Use of Atomic Force Microscopy as a Tool to Understand the Action of Antimicrobial Peptides on Bacteria

  • Ang Li
  • Bow Ho
  • Jeak Ling Ding
  • Chwee Teck Lim
Part of the Methods in Molecular Biology book series (MIMB, volume 618)


Atomic force microscopy (AFM) has been extensively used to image the three-dimensional surface morphology of a broad range of biological samples, including Gram-negative bacteria, imaged in the presence of antimicrobial peptides (AMPs). Although this technique provides high molecular resolution, it only requires minimum sample treatment and can even be performed in liquid and at varying temperatures while keeping the bacterial cells viable. In this chapter, we describe an easy, fast, and yet effective method for preparing AMP-treated Gram-negative bacteria samples for AFM imaging. The results obtained using this method show a series of morphological changes of Gram-negative bacteria upon treatment with selected AMPs, thus providing vivid insights into the mechanisms of how AMPs perturb and destroy Gram-negative bacteria in a stepwise manner. Technical details for performing AFM so as to obtain reliable and high-resolution images will also be discussed, together with some possible artifacts and troubleshooting.
------
[Work instructions]:
1. Decide whether each statement agrees with the atomic force microscopy text, answering yes or no and quoting the words of the text that decide it. (a) The technique needs extensive sample treatment. (b) Imaging can be done in liquid with the bacterial cells kept viable. (c) The chapter appears in volume 618 of the Methods in Molecular Biology book series.
2. Carry on the atomic force microscopy text past its final sentence.
------
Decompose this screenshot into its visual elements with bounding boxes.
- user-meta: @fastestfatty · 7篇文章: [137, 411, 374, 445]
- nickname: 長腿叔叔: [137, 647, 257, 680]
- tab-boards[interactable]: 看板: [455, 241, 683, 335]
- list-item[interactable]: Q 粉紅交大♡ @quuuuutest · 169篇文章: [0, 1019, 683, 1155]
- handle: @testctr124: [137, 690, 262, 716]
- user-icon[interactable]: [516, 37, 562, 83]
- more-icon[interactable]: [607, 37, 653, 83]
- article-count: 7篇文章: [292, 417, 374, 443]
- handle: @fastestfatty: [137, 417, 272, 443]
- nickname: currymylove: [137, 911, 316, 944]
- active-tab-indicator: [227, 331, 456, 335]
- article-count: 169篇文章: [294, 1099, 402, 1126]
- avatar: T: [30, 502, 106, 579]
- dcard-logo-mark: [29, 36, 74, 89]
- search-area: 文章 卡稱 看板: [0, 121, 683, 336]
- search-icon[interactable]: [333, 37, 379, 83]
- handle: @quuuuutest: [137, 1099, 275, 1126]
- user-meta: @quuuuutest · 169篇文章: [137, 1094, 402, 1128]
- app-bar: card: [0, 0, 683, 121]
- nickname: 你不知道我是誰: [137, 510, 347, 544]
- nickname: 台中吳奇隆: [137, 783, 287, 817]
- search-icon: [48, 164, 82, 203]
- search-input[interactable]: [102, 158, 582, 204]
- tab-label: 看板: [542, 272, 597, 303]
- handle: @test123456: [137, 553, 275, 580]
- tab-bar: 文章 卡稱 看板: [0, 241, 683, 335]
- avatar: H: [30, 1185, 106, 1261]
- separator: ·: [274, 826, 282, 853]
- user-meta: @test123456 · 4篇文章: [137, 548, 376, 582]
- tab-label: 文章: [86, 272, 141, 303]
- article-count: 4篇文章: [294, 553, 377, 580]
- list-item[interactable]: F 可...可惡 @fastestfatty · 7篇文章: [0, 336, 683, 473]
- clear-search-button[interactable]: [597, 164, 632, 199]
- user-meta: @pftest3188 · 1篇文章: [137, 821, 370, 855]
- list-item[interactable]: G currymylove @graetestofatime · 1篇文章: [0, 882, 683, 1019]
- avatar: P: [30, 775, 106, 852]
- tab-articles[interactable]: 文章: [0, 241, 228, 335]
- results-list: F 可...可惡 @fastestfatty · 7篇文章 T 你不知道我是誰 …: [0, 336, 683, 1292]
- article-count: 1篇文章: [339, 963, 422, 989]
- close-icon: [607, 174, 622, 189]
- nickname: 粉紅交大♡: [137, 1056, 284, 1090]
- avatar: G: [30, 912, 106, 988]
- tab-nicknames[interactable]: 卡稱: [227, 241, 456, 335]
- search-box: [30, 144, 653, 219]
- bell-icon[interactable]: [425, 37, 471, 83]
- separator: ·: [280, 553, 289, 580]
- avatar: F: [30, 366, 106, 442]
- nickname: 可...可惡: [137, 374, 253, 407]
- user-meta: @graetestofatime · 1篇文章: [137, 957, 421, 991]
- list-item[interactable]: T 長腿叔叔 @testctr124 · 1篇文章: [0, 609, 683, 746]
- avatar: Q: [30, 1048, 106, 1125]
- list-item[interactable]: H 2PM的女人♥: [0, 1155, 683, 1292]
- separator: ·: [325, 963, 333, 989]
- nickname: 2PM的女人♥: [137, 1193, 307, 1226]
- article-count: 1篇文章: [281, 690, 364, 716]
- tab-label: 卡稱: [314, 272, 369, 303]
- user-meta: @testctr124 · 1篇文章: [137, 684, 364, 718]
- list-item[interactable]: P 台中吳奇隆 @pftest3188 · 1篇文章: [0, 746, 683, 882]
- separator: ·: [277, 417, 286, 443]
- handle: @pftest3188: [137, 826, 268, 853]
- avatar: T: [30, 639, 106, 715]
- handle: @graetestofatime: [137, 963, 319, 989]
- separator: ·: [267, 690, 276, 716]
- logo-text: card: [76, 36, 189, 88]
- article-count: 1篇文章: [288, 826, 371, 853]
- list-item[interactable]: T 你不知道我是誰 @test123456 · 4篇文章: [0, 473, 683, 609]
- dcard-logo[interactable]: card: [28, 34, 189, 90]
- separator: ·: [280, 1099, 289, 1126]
------
[Answers for the tasks]:
1.
(a) No: "it only requires minimum sample treatment"
(b) Yes: "can even be performed in liquid and at varying temperatures while keeping the bacterial cells viable"
(c) Yes: "Part of the Methods in Molecular Biology book series (MIMB, volume 618)"

2.
Key words

Atomic force microscopy Gram-negative bacteria bacteria surface morphology antimicrobial peptides lipopolysaccharide Sushi peptides 



We thank Mr. Han Chong Ng for the preparation of the bacterial cultures and Ms. Pei Yun Lee for the assistance on AFM imaging and discussion. This work was funded by the Singapore-MIT Alliance (SMA2) and MoE Tier 2 grant (J.L. Ding and B. Ho).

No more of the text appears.